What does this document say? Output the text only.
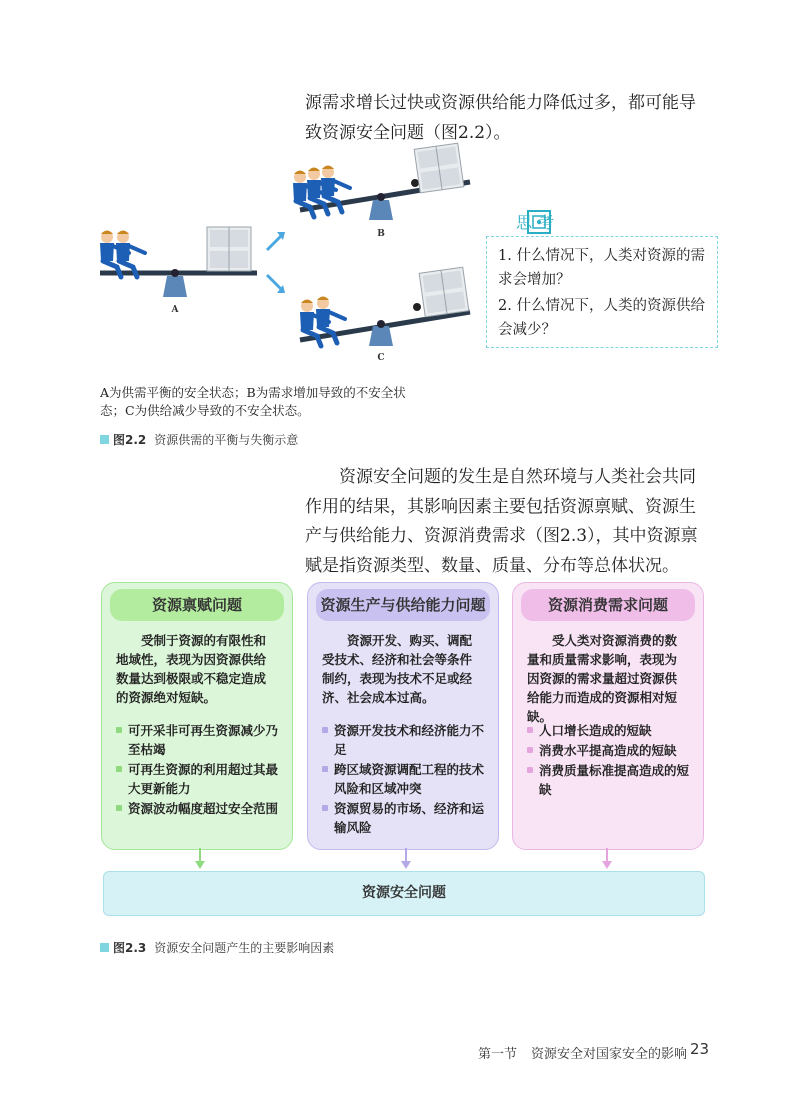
源需求增长过快或资源供给能力降低过多，都可能导致资源安全问题（图2.2）。
A
B
C
思考
1. 什么情况下，人类对资源的需求会增加？
2. 什么情况下，人类的资源供给会减少？
A为供需平衡的安全状态；B为需求增加导致的不安全状态；C为供给减少导致的不安全状态。
图2.2 资源供需的平衡与失衡示意
资源安全问题的发生是自然环境与人类社会共同作用的结果，其影响因素主要包括资源禀赋、资源生产与供给能力、资源消费需求（图2.3），其中资源禀赋是指资源类型、数量、质量、分布等总体状况。
资源禀赋问题
受制于资源的有限性和地域性，表现为因资源供给数量达到极限或不稳定造成的资源绝对短缺。
可开采非可再生资源减少乃至枯竭
可再生资源的利用超过其最大更新能力
资源波动幅度超过安全范围
资源生产与供给能力问题
资源开发、购买、调配受技术、经济和社会等条件制约，表现为技术不足或经济、社会成本过高。
资源开发技术和经济能力不足
跨区域资源调配工程的技术风险和区域冲突
资源贸易的市场、经济和运输风险
资源消费需求问题
受人类对资源消费的数量和质量需求影响，表现为因资源的需求量超过资源供给能力而造成的资源相对短缺。
人口增长造成的短缺
消费水平提高造成的短缺
消费质量标准提高造成的短缺
资源安全问题
图2.3 资源安全问题产生的主要影响因素
第一节 资源安全对国家安全的影响 23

..............................

■ Given task
Make an exact copy of the records above, with the pictures left out.

■ Output for this task
What does this document say? Output the text only.
源需求增长过快或资源供给能力降低过多，都可能导致资源安全问题（图2.2）。
A
B
C
思考
1. 什么情况下，人类对资源的需求会增加？
2. 什么情况下，人类的资源供给会减少？
A为供需平衡的安全状态；B为需求增加导致的不安全状态；C为供给减少导致的不安全状态。
图2.2 资源供需的平衡与失衡示意
资源安全问题的发生是自然环境与人类社会共同作用的结果，其影响因素主要包括资源禀赋、资源生产与供给能力、资源消费需求（图2.3），其中资源禀赋是指资源类型、数量、质量、分布等总体状况。
资源禀赋问题
受制于资源的有限性和地域性，表现为因资源供给数量达到极限或不稳定造成的资源绝对短缺。
可开采非可再生资源减少乃至枯竭
可再生资源的利用超过其最大更新能力
资源波动幅度超过安全范围
资源生产与供给能力问题
资源开发、购买、调配受技术、经济和社会等条件制约，表现为技术不足或经济、社会成本过高。
资源开发技术和经济能力不足
跨区域资源调配工程的技术风险和区域冲突
资源贸易的市场、经济和运输风险
资源消费需求问题
受人类对资源消费的数量和质量需求影响，表现为因资源的需求量超过资源供给能力而造成的资源相对短缺。
人口增长造成的短缺
消费水平提高造成的短缺
消费质量标准提高造成的短缺
资源安全问题
图2.3 资源安全问题产生的主要影响因素
第一节 资源安全对国家安全的影响 23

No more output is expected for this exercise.